** Start of Dataset excerpts **

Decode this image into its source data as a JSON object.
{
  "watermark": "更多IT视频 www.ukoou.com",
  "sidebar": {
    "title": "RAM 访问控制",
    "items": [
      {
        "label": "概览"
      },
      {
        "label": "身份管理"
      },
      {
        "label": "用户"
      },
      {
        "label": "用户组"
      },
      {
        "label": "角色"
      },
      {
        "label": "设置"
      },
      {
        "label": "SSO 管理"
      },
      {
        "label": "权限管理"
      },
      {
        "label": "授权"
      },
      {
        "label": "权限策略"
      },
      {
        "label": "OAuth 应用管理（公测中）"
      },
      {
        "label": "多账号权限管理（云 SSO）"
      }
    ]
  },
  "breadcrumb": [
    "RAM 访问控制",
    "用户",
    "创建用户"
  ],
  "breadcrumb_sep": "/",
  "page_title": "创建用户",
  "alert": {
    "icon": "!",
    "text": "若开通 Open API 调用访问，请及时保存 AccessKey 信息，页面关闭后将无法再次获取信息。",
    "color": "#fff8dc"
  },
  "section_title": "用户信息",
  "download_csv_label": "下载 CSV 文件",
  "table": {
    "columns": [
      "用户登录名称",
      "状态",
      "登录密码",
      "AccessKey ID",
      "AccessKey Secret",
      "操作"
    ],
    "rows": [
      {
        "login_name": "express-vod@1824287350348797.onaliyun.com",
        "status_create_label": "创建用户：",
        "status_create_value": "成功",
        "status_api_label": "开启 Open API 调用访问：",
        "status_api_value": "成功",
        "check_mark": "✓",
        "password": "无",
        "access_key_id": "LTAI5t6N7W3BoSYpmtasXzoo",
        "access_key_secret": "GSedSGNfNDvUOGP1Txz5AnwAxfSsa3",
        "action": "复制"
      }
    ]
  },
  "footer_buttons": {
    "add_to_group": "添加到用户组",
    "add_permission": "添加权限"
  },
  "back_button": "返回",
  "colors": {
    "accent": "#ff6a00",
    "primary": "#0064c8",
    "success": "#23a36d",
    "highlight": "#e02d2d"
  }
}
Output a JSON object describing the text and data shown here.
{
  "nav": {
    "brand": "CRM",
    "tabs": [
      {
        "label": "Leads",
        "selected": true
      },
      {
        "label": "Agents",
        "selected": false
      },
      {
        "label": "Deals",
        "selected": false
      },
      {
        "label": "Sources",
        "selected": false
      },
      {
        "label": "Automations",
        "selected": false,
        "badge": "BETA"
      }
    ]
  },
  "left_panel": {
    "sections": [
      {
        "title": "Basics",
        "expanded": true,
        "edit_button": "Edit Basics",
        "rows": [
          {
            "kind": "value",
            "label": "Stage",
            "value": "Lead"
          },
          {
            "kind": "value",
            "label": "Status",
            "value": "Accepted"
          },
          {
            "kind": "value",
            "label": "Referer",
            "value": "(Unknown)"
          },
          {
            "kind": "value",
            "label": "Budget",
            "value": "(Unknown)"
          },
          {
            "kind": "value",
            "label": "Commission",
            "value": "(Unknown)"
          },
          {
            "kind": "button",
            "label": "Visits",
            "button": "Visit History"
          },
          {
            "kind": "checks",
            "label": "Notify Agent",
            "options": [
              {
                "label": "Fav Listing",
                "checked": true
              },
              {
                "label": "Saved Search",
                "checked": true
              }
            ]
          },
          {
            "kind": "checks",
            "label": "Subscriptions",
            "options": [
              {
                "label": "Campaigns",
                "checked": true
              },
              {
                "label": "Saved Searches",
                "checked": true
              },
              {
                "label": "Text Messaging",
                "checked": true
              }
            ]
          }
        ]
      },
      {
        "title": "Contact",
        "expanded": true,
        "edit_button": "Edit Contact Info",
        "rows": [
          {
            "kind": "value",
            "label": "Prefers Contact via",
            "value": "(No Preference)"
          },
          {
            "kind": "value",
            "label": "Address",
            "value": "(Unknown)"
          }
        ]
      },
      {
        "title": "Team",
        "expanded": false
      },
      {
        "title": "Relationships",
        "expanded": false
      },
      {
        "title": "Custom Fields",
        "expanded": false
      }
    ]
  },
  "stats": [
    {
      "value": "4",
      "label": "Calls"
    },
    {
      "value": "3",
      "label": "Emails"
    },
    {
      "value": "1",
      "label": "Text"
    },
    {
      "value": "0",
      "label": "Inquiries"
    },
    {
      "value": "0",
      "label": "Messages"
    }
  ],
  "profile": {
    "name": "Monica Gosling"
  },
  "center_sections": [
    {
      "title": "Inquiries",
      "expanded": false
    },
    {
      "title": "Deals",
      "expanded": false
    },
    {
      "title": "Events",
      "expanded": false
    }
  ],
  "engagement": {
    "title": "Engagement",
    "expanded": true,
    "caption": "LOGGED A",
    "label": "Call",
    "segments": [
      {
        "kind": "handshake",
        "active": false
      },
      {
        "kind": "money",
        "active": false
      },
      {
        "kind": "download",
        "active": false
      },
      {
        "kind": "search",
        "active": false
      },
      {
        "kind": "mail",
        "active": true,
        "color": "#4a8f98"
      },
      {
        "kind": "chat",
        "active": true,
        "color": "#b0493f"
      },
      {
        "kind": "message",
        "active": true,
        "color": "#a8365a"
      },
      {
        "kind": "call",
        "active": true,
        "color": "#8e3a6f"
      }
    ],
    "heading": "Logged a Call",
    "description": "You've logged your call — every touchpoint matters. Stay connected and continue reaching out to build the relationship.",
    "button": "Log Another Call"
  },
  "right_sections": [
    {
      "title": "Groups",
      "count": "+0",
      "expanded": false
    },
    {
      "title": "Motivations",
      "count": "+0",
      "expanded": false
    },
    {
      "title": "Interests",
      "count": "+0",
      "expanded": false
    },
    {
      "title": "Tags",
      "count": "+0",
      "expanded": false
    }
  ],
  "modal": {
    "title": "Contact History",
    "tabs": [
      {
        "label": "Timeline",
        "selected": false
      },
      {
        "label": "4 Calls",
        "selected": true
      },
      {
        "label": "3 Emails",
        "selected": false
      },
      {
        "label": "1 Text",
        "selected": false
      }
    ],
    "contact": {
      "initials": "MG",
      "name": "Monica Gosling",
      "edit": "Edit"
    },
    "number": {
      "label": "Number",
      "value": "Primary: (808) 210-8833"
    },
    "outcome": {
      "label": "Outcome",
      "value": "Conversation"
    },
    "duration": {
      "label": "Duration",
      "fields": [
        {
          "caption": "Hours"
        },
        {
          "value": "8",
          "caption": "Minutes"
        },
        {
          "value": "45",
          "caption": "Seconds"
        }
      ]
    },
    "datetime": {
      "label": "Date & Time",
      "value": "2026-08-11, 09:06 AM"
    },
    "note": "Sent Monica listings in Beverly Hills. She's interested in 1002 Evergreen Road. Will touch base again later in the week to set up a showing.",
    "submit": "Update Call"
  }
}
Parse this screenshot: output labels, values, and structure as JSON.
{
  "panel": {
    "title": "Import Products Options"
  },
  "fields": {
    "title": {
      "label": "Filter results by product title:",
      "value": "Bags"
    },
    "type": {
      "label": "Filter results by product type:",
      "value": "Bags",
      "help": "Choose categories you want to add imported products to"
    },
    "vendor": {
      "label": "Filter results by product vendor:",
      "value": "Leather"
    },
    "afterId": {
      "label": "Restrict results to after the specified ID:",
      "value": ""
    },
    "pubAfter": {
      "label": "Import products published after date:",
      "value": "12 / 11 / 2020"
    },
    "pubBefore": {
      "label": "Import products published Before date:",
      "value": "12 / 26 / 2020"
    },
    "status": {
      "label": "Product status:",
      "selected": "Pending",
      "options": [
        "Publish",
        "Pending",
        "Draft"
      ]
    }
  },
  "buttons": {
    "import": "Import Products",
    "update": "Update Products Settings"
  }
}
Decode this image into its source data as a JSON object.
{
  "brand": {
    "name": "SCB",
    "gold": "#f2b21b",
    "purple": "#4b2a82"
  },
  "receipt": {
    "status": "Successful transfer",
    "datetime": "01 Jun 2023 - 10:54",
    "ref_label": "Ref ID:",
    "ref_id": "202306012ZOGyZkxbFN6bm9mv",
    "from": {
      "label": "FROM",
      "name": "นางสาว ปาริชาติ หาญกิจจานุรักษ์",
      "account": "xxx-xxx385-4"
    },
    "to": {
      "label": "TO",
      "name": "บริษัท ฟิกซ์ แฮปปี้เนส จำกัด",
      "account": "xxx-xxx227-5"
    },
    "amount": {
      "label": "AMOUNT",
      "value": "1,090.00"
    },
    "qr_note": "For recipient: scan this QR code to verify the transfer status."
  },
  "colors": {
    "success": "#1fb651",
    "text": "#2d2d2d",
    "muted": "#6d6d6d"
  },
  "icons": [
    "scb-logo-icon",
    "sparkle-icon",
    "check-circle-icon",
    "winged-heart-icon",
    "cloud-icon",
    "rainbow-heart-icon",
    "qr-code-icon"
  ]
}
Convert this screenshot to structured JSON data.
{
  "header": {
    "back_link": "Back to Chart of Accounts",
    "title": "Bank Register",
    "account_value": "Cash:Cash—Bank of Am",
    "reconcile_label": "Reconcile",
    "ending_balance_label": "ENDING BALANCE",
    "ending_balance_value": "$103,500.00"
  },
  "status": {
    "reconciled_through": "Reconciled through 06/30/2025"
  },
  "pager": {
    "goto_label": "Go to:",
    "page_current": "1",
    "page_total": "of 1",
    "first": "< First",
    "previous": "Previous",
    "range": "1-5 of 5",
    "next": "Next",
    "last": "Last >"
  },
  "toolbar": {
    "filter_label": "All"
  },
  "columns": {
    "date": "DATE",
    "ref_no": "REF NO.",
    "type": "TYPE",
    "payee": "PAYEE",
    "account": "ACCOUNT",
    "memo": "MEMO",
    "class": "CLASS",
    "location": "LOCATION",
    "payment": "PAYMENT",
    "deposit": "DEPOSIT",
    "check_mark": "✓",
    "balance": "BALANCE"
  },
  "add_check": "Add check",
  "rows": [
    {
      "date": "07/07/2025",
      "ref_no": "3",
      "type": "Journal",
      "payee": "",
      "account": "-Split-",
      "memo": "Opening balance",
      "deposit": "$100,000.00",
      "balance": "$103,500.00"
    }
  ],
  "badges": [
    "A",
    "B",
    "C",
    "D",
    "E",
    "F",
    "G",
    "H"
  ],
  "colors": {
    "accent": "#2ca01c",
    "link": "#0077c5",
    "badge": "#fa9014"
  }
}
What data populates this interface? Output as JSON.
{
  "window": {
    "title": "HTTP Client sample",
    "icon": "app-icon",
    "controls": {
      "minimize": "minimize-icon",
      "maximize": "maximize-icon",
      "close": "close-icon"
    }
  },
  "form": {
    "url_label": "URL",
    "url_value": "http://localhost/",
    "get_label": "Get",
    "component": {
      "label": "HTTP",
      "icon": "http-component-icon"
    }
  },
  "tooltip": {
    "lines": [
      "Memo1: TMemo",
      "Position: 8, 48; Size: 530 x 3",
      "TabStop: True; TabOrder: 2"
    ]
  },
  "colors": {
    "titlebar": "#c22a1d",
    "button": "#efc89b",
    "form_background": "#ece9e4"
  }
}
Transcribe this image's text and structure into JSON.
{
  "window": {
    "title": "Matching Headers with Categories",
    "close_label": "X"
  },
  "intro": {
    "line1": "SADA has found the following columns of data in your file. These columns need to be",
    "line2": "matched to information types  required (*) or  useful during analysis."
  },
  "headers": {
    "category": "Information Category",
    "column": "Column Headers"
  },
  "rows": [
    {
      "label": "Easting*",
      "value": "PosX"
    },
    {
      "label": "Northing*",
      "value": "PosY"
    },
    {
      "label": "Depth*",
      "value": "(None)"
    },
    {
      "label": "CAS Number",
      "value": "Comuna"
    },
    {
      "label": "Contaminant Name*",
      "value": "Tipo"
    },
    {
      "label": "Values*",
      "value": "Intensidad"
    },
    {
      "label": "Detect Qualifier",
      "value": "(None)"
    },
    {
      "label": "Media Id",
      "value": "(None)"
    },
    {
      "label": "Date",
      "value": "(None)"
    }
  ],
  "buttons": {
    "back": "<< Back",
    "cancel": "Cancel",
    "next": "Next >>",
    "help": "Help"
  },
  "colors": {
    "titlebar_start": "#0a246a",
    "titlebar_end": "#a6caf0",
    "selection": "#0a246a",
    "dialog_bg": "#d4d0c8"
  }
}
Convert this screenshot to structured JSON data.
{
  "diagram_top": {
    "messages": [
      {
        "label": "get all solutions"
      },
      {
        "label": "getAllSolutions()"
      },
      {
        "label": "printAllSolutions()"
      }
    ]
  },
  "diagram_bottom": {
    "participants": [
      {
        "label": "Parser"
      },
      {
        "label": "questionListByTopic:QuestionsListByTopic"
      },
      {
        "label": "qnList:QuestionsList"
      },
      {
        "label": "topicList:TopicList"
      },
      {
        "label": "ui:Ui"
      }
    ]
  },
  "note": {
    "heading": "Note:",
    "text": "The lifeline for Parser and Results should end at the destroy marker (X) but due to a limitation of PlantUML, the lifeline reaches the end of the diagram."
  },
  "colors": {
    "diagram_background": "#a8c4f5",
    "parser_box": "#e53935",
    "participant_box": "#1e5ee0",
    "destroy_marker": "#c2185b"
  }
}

** End of Dataset excerpts **

[Directions for this task]
Which lines contain "help"? Show each of them.

[Full response]
      "help": "Choose categories you want to add imported products to"
    "help": "Help"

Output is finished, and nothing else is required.